Exercise objective: Copy every line from the records below that holds the word "JSON".
[begin Records shown]
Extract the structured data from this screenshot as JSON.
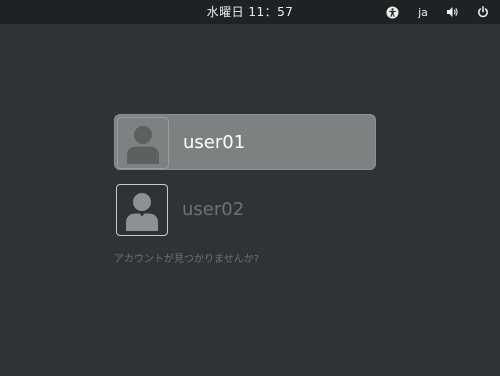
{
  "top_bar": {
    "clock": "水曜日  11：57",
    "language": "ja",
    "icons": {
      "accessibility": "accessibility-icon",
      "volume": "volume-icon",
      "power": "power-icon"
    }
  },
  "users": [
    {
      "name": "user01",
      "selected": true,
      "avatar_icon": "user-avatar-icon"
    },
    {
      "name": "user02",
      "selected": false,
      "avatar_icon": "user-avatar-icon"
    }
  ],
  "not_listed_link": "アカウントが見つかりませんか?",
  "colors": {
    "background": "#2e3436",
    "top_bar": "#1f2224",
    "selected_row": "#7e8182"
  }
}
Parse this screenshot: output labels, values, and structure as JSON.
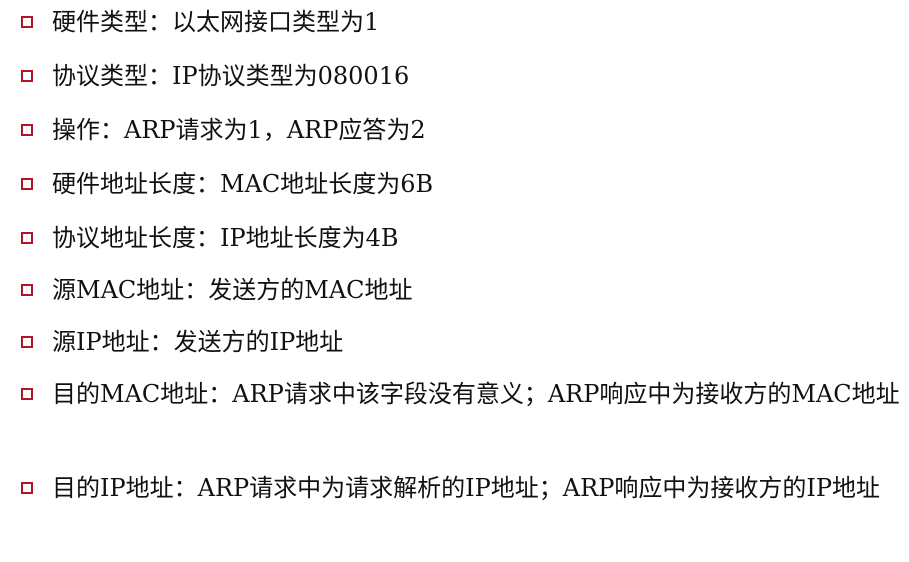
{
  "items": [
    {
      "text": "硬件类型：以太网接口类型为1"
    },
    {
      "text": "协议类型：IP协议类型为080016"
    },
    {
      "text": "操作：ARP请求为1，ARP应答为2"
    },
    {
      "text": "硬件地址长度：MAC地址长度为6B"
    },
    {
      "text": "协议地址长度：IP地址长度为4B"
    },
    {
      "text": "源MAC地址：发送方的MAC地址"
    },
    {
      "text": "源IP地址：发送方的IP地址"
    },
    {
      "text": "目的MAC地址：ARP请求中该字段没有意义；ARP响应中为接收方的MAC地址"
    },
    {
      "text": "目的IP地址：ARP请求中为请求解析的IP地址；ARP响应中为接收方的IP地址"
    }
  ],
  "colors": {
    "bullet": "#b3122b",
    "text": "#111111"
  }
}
[end Records shown]
[begin Records shown]
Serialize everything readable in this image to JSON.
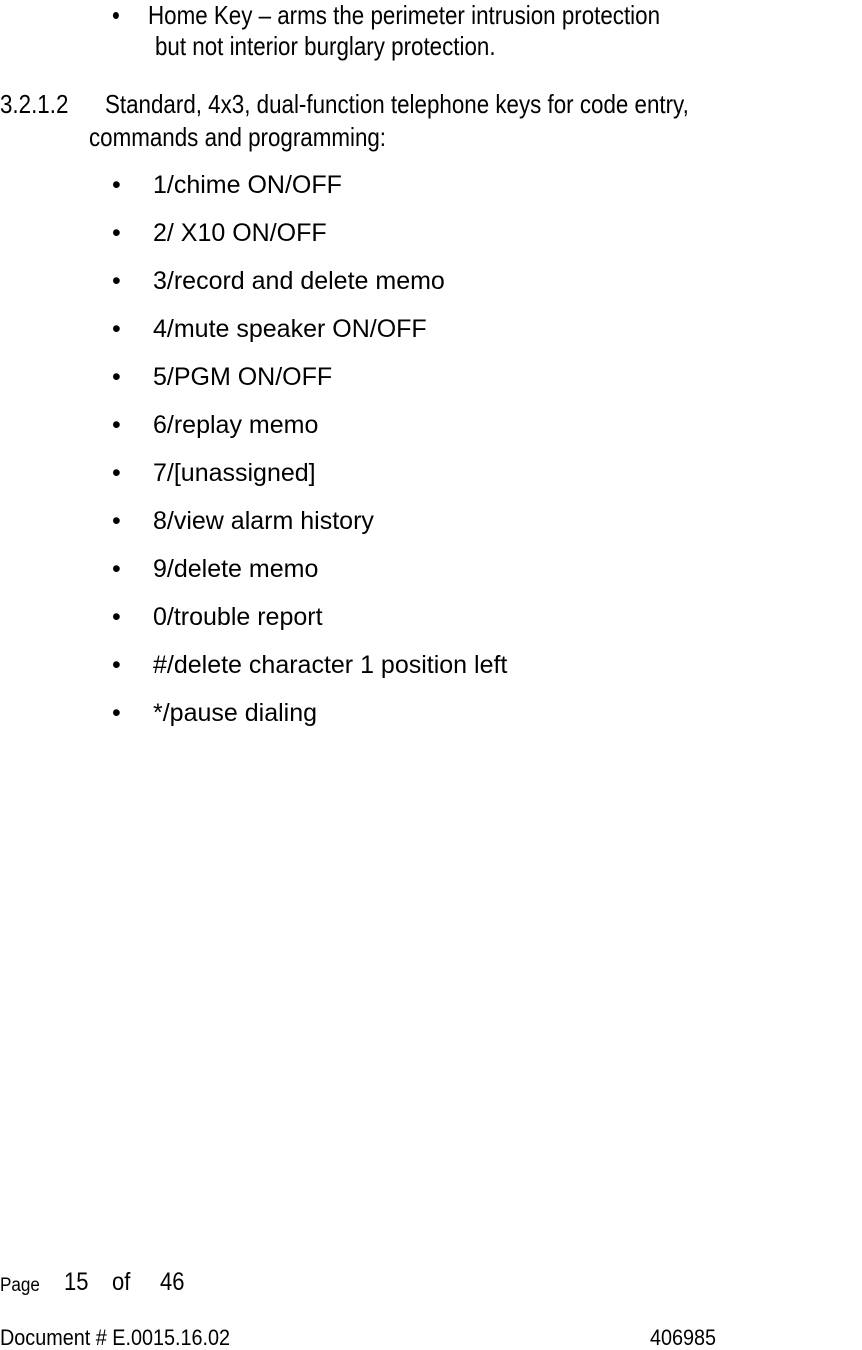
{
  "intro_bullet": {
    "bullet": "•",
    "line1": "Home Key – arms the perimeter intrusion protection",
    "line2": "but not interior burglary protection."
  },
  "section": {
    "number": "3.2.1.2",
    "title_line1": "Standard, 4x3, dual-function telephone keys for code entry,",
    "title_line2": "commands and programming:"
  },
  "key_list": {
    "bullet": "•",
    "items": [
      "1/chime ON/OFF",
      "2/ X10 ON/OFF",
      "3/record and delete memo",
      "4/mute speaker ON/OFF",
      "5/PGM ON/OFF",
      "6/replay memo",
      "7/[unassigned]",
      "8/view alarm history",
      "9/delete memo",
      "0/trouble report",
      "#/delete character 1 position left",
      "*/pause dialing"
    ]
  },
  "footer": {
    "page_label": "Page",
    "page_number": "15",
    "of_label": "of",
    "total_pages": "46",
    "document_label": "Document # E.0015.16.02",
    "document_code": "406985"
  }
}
[end Records shown]
Task response:
Extract the structured data from this screenshot as JSON.
Parse this screenshot: output labels, values, and structure as JSON.
Serialize everything readable in this image to JSON.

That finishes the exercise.